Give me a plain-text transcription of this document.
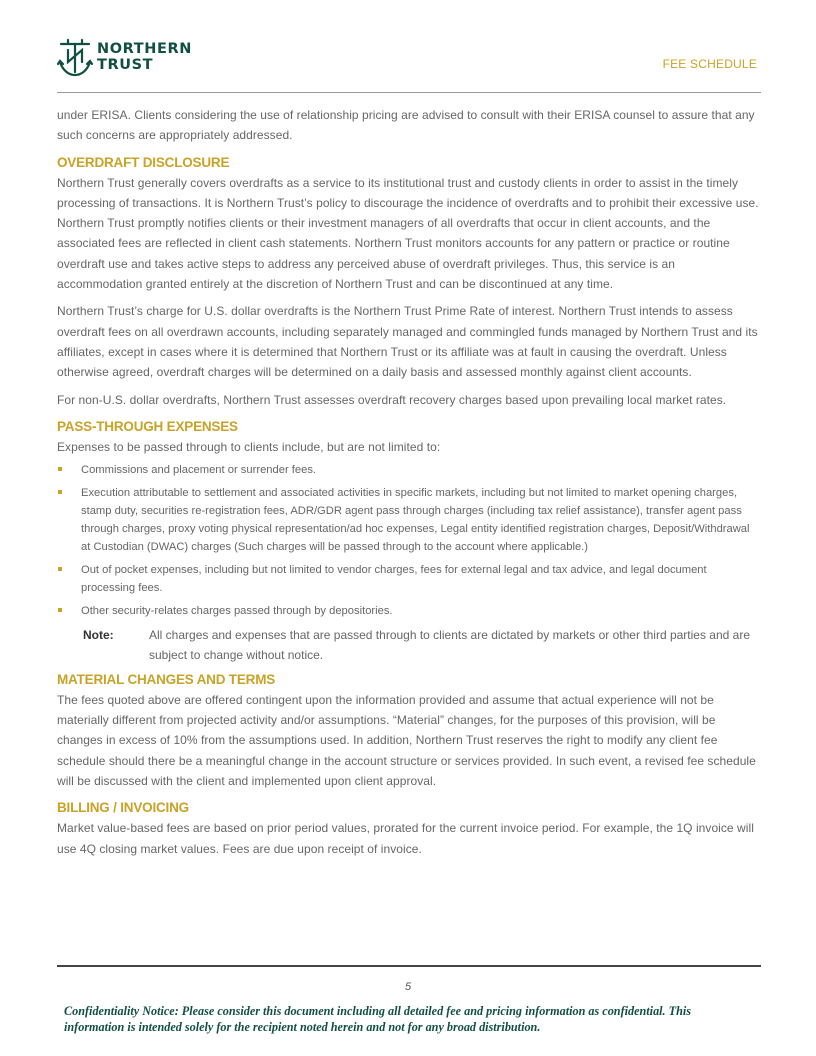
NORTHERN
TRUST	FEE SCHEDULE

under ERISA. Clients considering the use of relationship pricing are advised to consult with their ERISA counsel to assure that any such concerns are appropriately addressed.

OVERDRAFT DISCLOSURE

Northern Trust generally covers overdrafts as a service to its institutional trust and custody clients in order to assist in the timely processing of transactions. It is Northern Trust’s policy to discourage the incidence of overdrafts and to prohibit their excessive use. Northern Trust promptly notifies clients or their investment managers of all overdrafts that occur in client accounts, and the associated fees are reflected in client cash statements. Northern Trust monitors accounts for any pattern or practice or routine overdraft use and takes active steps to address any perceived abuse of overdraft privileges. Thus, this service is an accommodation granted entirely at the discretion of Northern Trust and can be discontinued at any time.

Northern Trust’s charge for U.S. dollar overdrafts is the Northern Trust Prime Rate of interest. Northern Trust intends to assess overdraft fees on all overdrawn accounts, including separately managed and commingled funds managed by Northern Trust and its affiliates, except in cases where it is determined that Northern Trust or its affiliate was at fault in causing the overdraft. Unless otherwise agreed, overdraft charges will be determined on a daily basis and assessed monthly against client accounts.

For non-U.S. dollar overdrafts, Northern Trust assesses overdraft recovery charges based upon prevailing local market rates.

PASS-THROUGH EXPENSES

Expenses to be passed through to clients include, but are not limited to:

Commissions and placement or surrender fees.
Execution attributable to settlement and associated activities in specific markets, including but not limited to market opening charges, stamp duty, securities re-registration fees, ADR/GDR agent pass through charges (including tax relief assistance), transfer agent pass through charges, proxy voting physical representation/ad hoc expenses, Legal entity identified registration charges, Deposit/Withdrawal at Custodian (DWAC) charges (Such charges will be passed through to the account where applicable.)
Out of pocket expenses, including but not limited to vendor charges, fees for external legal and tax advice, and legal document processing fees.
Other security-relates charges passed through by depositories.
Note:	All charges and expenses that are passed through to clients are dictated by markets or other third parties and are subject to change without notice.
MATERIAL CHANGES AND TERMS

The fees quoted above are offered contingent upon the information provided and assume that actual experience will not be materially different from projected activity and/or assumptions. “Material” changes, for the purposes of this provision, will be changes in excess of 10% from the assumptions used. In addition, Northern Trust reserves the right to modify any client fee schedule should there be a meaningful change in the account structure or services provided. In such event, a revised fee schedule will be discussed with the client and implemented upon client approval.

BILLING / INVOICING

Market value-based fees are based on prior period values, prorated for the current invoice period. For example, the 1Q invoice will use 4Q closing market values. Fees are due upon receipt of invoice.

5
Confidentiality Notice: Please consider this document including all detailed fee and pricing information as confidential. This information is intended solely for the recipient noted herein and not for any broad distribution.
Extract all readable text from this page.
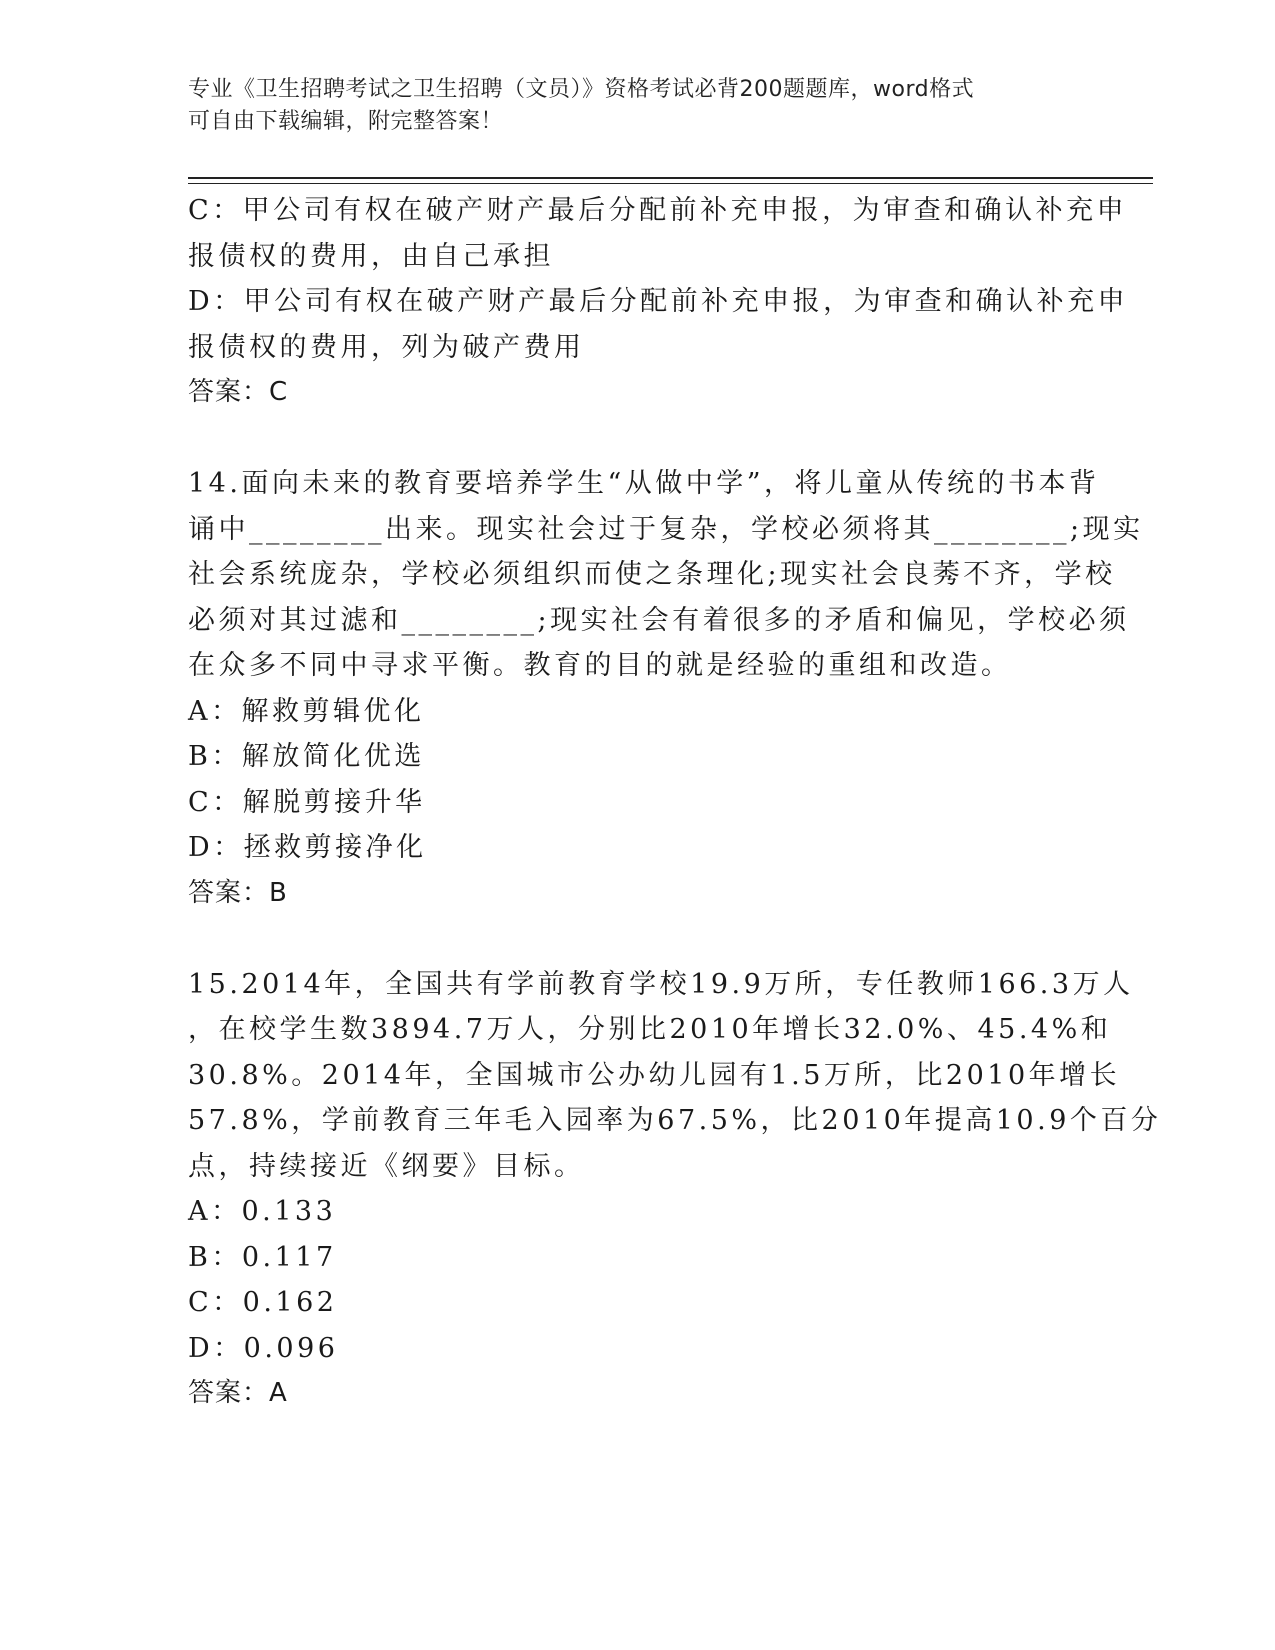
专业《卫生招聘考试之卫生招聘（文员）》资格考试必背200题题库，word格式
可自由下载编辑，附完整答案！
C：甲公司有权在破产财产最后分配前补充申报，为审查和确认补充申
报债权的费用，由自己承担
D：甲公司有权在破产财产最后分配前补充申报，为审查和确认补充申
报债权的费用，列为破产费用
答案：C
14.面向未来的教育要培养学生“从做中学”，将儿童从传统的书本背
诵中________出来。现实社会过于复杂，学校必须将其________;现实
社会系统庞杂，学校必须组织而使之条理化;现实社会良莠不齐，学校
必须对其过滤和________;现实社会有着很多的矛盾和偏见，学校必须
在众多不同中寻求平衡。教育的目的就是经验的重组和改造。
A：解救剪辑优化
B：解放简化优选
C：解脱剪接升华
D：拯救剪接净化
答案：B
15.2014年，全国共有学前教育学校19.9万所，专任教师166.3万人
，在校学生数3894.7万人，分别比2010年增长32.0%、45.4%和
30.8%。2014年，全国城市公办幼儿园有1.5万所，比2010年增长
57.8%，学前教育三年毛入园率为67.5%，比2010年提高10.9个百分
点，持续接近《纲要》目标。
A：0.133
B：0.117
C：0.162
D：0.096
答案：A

────────────────────────────────────────

# [DIRECTION]
Copy each line in the data that holds the word "document".

# [WRITTEN REPLY]
Give me a plain-text transcription of this document.
Out of pocket expenses, including but not limited to vendor charges, fees for external legal and tax advice, and legal document processing fees.
Confidentiality Notice: Please consider this document including all detailed fee and pricing information as confidential. This information is intended solely for the recipient noted herein and not for any broad distribution.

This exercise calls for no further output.